Exercise objective: Collect each line containing "Biffages".

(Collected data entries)
-*-

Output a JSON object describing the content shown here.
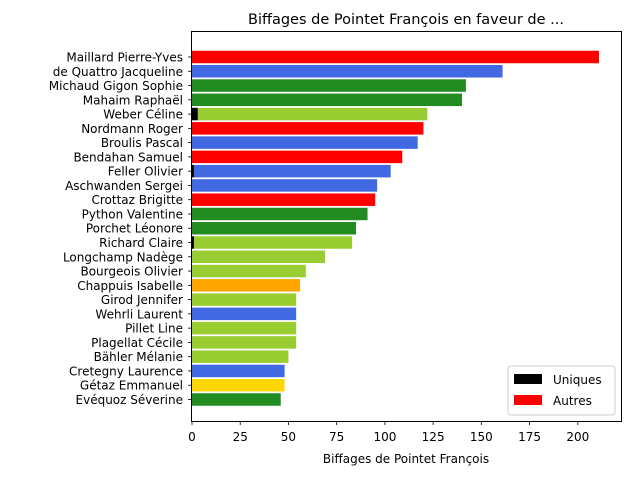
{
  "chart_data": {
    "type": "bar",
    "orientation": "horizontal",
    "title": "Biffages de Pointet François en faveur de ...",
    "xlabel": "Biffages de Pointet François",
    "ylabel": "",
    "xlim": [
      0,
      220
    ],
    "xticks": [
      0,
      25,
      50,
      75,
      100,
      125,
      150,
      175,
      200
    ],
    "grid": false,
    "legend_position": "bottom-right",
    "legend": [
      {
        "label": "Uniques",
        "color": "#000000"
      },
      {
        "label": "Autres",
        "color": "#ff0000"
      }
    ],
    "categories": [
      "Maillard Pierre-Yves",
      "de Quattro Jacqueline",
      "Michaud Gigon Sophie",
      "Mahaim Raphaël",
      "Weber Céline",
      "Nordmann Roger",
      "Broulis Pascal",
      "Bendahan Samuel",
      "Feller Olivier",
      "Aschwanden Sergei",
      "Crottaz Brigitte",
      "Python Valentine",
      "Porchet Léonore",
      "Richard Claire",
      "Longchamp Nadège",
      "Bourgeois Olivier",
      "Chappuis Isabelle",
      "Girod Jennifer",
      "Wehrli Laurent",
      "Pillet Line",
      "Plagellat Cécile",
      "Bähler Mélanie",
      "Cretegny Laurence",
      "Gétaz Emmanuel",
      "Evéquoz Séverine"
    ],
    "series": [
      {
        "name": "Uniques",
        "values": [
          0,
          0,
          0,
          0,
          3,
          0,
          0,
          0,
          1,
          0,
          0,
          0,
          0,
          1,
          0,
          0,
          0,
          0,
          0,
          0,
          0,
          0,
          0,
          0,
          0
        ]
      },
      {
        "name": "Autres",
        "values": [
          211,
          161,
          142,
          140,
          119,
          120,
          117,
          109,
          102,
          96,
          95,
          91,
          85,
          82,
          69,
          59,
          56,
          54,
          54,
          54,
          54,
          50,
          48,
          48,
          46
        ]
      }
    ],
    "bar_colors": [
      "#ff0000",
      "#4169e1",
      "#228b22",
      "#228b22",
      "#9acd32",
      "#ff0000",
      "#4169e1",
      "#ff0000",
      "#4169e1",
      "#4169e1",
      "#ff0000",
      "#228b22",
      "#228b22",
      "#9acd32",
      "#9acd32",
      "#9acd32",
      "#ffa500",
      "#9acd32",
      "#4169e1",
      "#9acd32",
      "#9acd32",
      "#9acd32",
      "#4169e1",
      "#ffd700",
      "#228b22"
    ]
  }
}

-*-

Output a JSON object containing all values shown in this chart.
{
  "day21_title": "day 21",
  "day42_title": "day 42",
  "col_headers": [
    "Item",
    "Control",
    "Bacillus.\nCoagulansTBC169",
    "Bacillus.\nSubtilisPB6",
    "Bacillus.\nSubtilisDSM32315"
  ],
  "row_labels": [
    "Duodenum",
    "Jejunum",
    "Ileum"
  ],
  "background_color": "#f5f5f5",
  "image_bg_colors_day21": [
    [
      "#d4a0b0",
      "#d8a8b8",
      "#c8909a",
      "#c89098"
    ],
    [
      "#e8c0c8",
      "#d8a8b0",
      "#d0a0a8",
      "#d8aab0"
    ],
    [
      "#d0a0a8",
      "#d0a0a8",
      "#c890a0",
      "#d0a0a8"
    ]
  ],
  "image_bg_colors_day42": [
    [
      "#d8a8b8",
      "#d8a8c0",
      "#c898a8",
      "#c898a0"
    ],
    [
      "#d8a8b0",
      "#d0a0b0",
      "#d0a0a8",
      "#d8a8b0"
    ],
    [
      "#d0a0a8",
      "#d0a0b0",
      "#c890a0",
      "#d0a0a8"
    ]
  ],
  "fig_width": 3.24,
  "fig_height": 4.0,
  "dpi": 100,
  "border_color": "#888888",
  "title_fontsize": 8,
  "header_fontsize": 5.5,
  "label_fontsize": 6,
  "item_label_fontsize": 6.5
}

-*-

Exercise result:
    "title": "Biffages de Pointet François en faveur de ...",
    "xlabel": "Biffages de Pointet François",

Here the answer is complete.